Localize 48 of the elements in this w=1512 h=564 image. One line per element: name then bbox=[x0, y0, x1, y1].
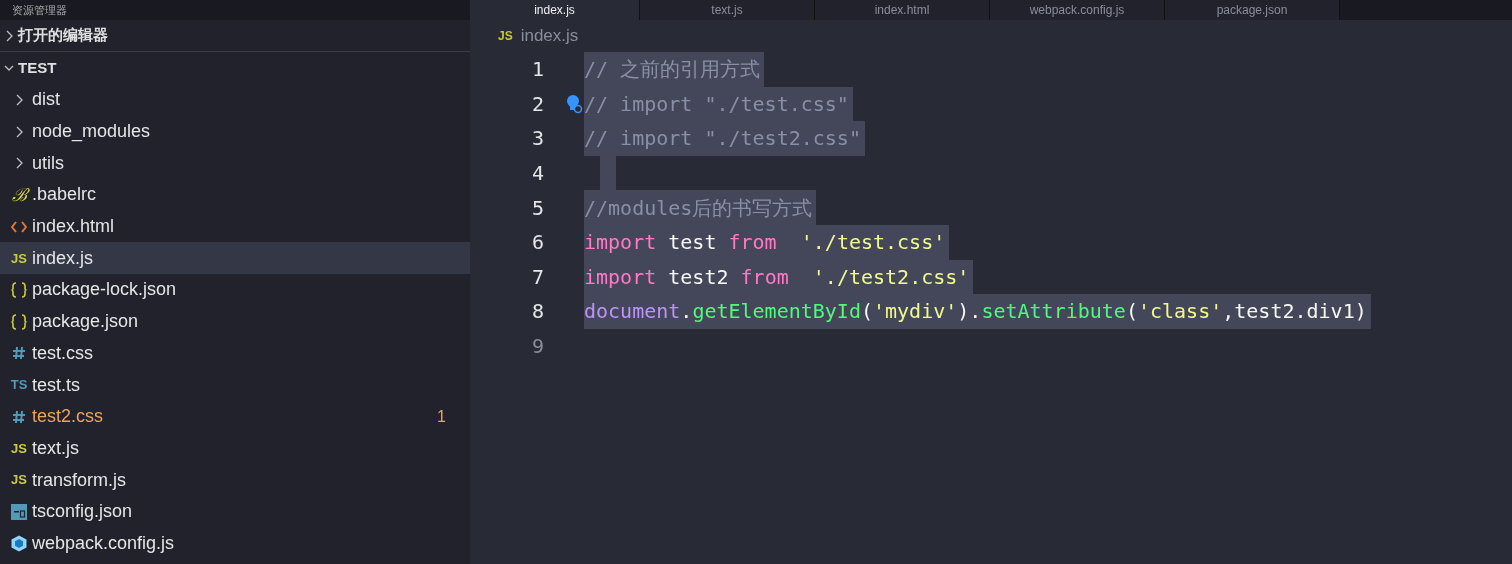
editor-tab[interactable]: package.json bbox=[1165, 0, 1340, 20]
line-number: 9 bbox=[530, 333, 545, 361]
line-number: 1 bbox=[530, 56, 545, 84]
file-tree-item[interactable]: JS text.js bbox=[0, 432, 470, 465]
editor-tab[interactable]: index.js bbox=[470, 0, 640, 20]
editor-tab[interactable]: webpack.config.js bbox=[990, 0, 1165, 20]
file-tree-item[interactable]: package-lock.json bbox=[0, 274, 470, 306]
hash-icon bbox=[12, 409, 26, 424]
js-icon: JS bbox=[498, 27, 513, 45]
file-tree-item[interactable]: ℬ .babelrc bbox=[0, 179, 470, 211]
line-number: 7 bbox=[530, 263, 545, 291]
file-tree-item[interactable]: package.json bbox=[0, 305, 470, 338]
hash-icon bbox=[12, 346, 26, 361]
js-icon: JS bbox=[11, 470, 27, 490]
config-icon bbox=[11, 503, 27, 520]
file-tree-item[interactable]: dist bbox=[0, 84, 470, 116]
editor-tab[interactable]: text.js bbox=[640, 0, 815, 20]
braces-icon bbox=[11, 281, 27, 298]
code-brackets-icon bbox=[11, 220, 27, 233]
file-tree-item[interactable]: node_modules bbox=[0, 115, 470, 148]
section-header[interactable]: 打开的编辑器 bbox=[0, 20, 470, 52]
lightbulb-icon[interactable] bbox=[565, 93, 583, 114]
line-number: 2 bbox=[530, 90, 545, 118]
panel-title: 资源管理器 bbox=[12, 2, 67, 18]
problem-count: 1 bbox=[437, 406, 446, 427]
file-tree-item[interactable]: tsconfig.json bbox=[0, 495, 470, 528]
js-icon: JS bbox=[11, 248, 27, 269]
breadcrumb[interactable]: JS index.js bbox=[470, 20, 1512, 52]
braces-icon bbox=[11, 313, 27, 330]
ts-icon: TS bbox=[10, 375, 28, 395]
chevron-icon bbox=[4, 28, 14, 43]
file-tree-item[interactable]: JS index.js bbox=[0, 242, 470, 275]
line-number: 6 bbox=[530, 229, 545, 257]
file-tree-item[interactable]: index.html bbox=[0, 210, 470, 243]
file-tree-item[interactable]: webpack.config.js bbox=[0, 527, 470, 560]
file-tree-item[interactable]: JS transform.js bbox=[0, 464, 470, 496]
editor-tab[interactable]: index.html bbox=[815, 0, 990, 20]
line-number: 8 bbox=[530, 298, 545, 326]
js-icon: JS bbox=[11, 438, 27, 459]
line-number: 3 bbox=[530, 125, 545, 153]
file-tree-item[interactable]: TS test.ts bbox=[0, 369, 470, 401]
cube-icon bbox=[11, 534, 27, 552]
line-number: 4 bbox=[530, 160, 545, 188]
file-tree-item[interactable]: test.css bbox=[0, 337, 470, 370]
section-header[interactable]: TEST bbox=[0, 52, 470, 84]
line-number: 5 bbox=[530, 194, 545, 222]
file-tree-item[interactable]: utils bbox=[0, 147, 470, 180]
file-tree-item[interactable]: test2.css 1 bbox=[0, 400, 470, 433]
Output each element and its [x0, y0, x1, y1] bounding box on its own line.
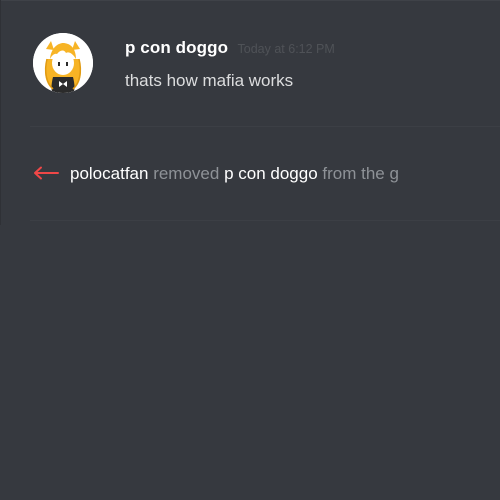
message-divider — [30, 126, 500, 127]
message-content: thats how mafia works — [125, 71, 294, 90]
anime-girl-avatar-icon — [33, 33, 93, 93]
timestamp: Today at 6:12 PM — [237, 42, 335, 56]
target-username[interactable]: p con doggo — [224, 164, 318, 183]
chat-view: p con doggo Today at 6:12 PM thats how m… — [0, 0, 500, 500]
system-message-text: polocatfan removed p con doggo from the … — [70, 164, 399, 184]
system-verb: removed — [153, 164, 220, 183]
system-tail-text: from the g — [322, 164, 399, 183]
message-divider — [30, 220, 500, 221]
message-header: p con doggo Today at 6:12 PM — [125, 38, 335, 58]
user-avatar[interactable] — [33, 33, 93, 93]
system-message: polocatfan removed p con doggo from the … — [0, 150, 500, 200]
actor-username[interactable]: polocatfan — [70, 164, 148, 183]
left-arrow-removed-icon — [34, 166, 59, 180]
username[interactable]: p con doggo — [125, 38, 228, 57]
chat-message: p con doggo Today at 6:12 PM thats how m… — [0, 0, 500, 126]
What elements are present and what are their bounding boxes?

■ ■ ■ ■ ■

**To do:** Copy every line of the data above verbatim, leaving out the pictures.

**Written solution:**
Localize 48 of the elements in this w=1512 h=564 image. One line per element: name then bbox=[x0, y0, x1, y1].
editor-tab[interactable]: package.json bbox=[1165, 0, 1340, 20]
line-number: 9 bbox=[530, 333, 545, 361]
line-number: 1 bbox=[530, 56, 545, 84]
file-tree-item[interactable]: JS text.js bbox=[0, 432, 470, 465]
editor-tab[interactable]: index.js bbox=[470, 0, 640, 20]
editor-tab[interactable]: webpack.config.js bbox=[990, 0, 1165, 20]
file-tree-item[interactable]: package-lock.json bbox=[0, 274, 470, 306]
hash-icon bbox=[12, 409, 26, 424]
js-icon: JS bbox=[498, 27, 513, 45]
file-tree-item[interactable]: ℬ .babelrc bbox=[0, 179, 470, 211]
line-number: 7 bbox=[530, 263, 545, 291]
file-tree-item[interactable]: package.json bbox=[0, 305, 470, 338]
hash-icon bbox=[12, 346, 26, 361]
js-icon: JS bbox=[11, 470, 27, 490]
config-icon bbox=[11, 503, 27, 520]
file-tree-item[interactable]: dist bbox=[0, 84, 470, 116]
editor-tab[interactable]: text.js bbox=[640, 0, 815, 20]
braces-icon bbox=[11, 281, 27, 298]
code-brackets-icon bbox=[11, 220, 27, 233]
file-tree-item[interactable]: node_modules bbox=[0, 115, 470, 148]
section-header[interactable]: 打开的编辑器 bbox=[0, 20, 470, 52]
lightbulb-icon[interactable] bbox=[565, 93, 583, 114]
line-number: 2 bbox=[530, 90, 545, 118]
panel-title: 资源管理器 bbox=[12, 2, 67, 18]
problem-count: 1 bbox=[437, 406, 446, 427]
file-tree-item[interactable]: tsconfig.json bbox=[0, 495, 470, 528]
js-icon: JS bbox=[11, 248, 27, 269]
breadcrumb[interactable]: JS index.js bbox=[470, 20, 1512, 52]
braces-icon bbox=[11, 313, 27, 330]
ts-icon: TS bbox=[10, 375, 28, 395]
chevron-icon bbox=[4, 28, 14, 43]
file-tree-item[interactable]: JS index.js bbox=[0, 242, 470, 275]
line-number: 6 bbox=[530, 229, 545, 257]
file-tree-item[interactable]: index.html bbox=[0, 210, 470, 243]
file-tree-item[interactable]: webpack.config.js bbox=[0, 527, 470, 560]
file-tree-item[interactable]: JS transform.js bbox=[0, 464, 470, 496]
editor-tab[interactable]: index.html bbox=[815, 0, 990, 20]
line-number: 8 bbox=[530, 298, 545, 326]
js-icon: JS bbox=[11, 438, 27, 459]
line-number: 3 bbox=[530, 125, 545, 153]
file-tree-item[interactable]: TS test.ts bbox=[0, 369, 470, 401]
cube-icon bbox=[11, 534, 27, 552]
line-number: 4 bbox=[530, 160, 545, 188]
file-tree-item[interactable]: test.css bbox=[0, 337, 470, 370]
section-header[interactable]: TEST bbox=[0, 52, 470, 84]
line-number: 5 bbox=[530, 194, 545, 222]
file-tree-item[interactable]: utils bbox=[0, 147, 470, 180]
file-tree-item[interactable]: test2.css 1 bbox=[0, 400, 470, 433]
Output each element and its [x0, y0, x1, y1] bounding box on its own line.
message-divider — [30, 126, 500, 127]
message-content: thats how mafia works — [125, 71, 294, 90]
anime-girl-avatar-icon — [33, 33, 93, 93]
timestamp: Today at 6:12 PM — [237, 42, 335, 56]
target-username[interactable]: p con doggo — [224, 164, 318, 183]
chat-view: p con doggo Today at 6:12 PM thats how m… — [0, 0, 500, 500]
system-message-text: polocatfan removed p con doggo from the … — [70, 164, 399, 184]
system-verb: removed — [153, 164, 220, 183]
system-tail-text: from the g — [322, 164, 399, 183]
message-divider — [30, 220, 500, 221]
message-header: p con doggo Today at 6:12 PM — [125, 38, 335, 58]
user-avatar[interactable] — [33, 33, 93, 93]
system-message: polocatfan removed p con doggo from the … — [0, 150, 500, 200]
actor-username[interactable]: polocatfan — [70, 164, 148, 183]
left-arrow-removed-icon — [34, 166, 59, 180]
username[interactable]: p con doggo — [125, 38, 228, 57]
chat-message: p con doggo Today at 6:12 PM thats how m… — [0, 0, 500, 126]
What elements are present and what are their bounding boxes?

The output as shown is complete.